■ What you will do
Leave out the pictures and transcribe the rest of the records exactly.

Chart and figure data:
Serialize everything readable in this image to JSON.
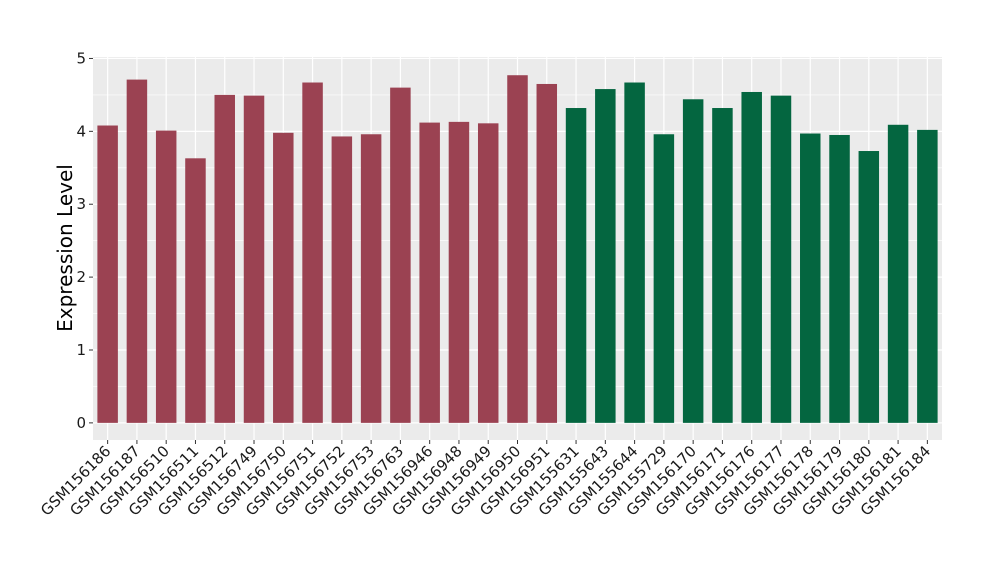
{
  "chart_data": {
    "type": "bar",
    "ylabel": "Expression Level",
    "xlabel": "",
    "ylim": [
      0,
      5
    ],
    "yticks": [
      0,
      1,
      2,
      3,
      4,
      5
    ],
    "grid": true,
    "legend": "none",
    "colors": {
      "group_a": "#9b4252",
      "group_b": "#046640",
      "panel": "#ebebeb",
      "grid": "#ffffff"
    },
    "categories": [
      "GSM156186",
      "GSM156187",
      "GSM156510",
      "GSM156511",
      "GSM156512",
      "GSM156749",
      "GSM156750",
      "GSM156751",
      "GSM156752",
      "GSM156753",
      "GSM156763",
      "GSM156946",
      "GSM156948",
      "GSM156949",
      "GSM156950",
      "GSM156951",
      "GSM155631",
      "GSM155643",
      "GSM155644",
      "GSM155729",
      "GSM156170",
      "GSM156171",
      "GSM156176",
      "GSM156177",
      "GSM156178",
      "GSM156179",
      "GSM156180",
      "GSM156181",
      "GSM156184"
    ],
    "values": [
      4.08,
      4.71,
      4.01,
      3.63,
      4.5,
      4.49,
      3.98,
      4.67,
      3.93,
      3.96,
      4.6,
      4.12,
      4.13,
      4.11,
      4.77,
      4.65,
      4.32,
      4.58,
      4.67,
      3.96,
      4.44,
      4.32,
      4.54,
      4.49,
      3.97,
      3.95,
      3.73,
      4.09,
      4.02
    ],
    "groups": [
      "a",
      "a",
      "a",
      "a",
      "a",
      "a",
      "a",
      "a",
      "a",
      "a",
      "a",
      "a",
      "a",
      "a",
      "a",
      "a",
      "b",
      "b",
      "b",
      "b",
      "b",
      "b",
      "b",
      "b",
      "b",
      "b",
      "b",
      "b",
      "b"
    ]
  }
}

■ Result below
Serialize everything readable in this image to JSON.
{
  "chart_data": {
    "type": "bar",
    "ylabel": "Expression Level",
    "xlabel": "",
    "ylim": [
      0,
      5
    ],
    "yticks": [
      0,
      1,
      2,
      3,
      4,
      5
    ],
    "grid": true,
    "legend": "none",
    "colors": {
      "group_a": "#9b4252",
      "group_b": "#046640",
      "panel": "#ebebeb",
      "grid": "#ffffff"
    },
    "categories": [
      "GSM156186",
      "GSM156187",
      "GSM156510",
      "GSM156511",
      "GSM156512",
      "GSM156749",
      "GSM156750",
      "GSM156751",
      "GSM156752",
      "GSM156753",
      "GSM156763",
      "GSM156946",
      "GSM156948",
      "GSM156949",
      "GSM156950",
      "GSM156951",
      "GSM155631",
      "GSM155643",
      "GSM155644",
      "GSM155729",
      "GSM156170",
      "GSM156171",
      "GSM156176",
      "GSM156177",
      "GSM156178",
      "GSM156179",
      "GSM156180",
      "GSM156181",
      "GSM156184"
    ],
    "values": [
      4.08,
      4.71,
      4.01,
      3.63,
      4.5,
      4.49,
      3.98,
      4.67,
      3.93,
      3.96,
      4.6,
      4.12,
      4.13,
      4.11,
      4.77,
      4.65,
      4.32,
      4.58,
      4.67,
      3.96,
      4.44,
      4.32,
      4.54,
      4.49,
      3.97,
      3.95,
      3.73,
      4.09,
      4.02
    ],
    "groups": [
      "a",
      "a",
      "a",
      "a",
      "a",
      "a",
      "a",
      "a",
      "a",
      "a",
      "a",
      "a",
      "a",
      "a",
      "a",
      "a",
      "b",
      "b",
      "b",
      "b",
      "b",
      "b",
      "b",
      "b",
      "b",
      "b",
      "b",
      "b",
      "b"
    ]
  }
}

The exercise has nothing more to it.